**Brief:** Turn the data from its start through the line containing "The air conduit 29 is at (485, 740).", including that line, into a two-column CSV with the columns "input" and "output". Give each text and its answer one row, with each value in a single quoted field and line breaks replaced by spaces.

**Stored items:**
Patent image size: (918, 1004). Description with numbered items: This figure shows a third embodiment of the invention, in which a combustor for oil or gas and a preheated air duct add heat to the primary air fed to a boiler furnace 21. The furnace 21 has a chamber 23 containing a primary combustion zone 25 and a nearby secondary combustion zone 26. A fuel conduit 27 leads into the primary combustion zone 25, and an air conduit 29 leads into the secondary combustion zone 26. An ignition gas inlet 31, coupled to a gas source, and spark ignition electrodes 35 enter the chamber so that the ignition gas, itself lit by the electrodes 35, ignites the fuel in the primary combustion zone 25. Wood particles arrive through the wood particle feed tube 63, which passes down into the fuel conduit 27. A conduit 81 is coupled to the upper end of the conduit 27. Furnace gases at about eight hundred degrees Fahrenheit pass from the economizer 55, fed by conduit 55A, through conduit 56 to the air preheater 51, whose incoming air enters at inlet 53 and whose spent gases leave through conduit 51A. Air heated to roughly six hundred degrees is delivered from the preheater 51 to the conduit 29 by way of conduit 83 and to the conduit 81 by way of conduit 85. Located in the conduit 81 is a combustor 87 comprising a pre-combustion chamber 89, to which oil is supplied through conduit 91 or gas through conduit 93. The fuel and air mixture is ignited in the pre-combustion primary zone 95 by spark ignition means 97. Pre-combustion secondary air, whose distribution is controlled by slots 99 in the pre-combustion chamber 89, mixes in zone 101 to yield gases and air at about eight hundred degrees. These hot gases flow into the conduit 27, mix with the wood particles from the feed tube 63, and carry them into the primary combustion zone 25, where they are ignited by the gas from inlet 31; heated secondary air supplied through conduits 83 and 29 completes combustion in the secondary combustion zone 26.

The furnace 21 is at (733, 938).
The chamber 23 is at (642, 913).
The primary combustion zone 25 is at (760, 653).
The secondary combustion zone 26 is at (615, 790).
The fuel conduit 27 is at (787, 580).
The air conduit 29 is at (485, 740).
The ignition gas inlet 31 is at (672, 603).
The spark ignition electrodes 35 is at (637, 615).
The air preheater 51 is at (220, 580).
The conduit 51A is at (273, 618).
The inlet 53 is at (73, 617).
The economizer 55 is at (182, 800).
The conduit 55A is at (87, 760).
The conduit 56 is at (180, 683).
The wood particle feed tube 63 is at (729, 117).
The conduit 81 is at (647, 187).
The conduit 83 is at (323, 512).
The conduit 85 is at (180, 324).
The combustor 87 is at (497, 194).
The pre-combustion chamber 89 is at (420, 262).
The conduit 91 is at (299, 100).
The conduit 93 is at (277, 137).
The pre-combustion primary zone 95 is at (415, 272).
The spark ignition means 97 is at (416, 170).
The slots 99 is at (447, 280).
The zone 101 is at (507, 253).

**Task result:**
input,output
"Patent image size: (918, 1004). Description with numbered items: This figure shows a third embodiment of the invention, in which a combustor for oil or gas and a preheated air duct add heat to the primary air fed to a boiler furnace 21. The furnace 21 has a chamber 23 containing a primary combustion zone 25 and a nearby secondary combustion zone 26. A fuel conduit 27 leads into the primary combustion zone 25, and an air conduit 29 leads into the secondary combustion zone 26. An ignition gas inlet 31, coupled to a gas source, and spark ignition electrodes 35 enter the chamber so that the ignition gas, itself lit by the electrodes 35, ignites the fuel in the primary combustion zone 25. Wood particles arrive through the wood particle feed tube 63, which passes down into the fuel conduit 27. A conduit 81 is coupled to the upper end of the conduit 27. Furnace gases at about eight hundred degrees Fahrenheit pass from the economizer 55, fed by conduit 55A, through conduit 56 to the air preheater 51, whose incoming air enters at inlet 53 and whose spent gases leave through conduit 51A. Air heated to roughly six hundred degrees is delivered from the preheater 51 to the conduit 29 by way of conduit 83 and to the conduit 81 by way of conduit 85. Located in the conduit 81 is a combustor 87 comprising a pre-combustion chamber 89, to which oil is supplied through conduit 91 or gas through conduit 93. The fuel and air mixture is ignited in the pre-combustion primary zone 95 by spark ignition means 97. Pre-combustion secondary air, whose distribution is controlled by slots 99 in the pre-combustion chamber 89, mixes in zone 101 to yield gases and air at about eight hundred degrees. These hot gases flow into the conduit 27, mix with the wood particles from the feed tube 63, and carry them into the primary combustion zone 25, where they are ignited by the gas from inlet 31; heated secondary air supplied through conduits 83 and 29 completes combustion in the secondary combustion zone 26.","The furnace 21 is at (733, 938). The chamber 23 is at (642, 913). The primary combustion zone 25 is at (760, 653). The secondary combustion zone 26 is at (615, 790). The fuel conduit 27 is at (787, 580). The air conduit 29 is at (485, 740)."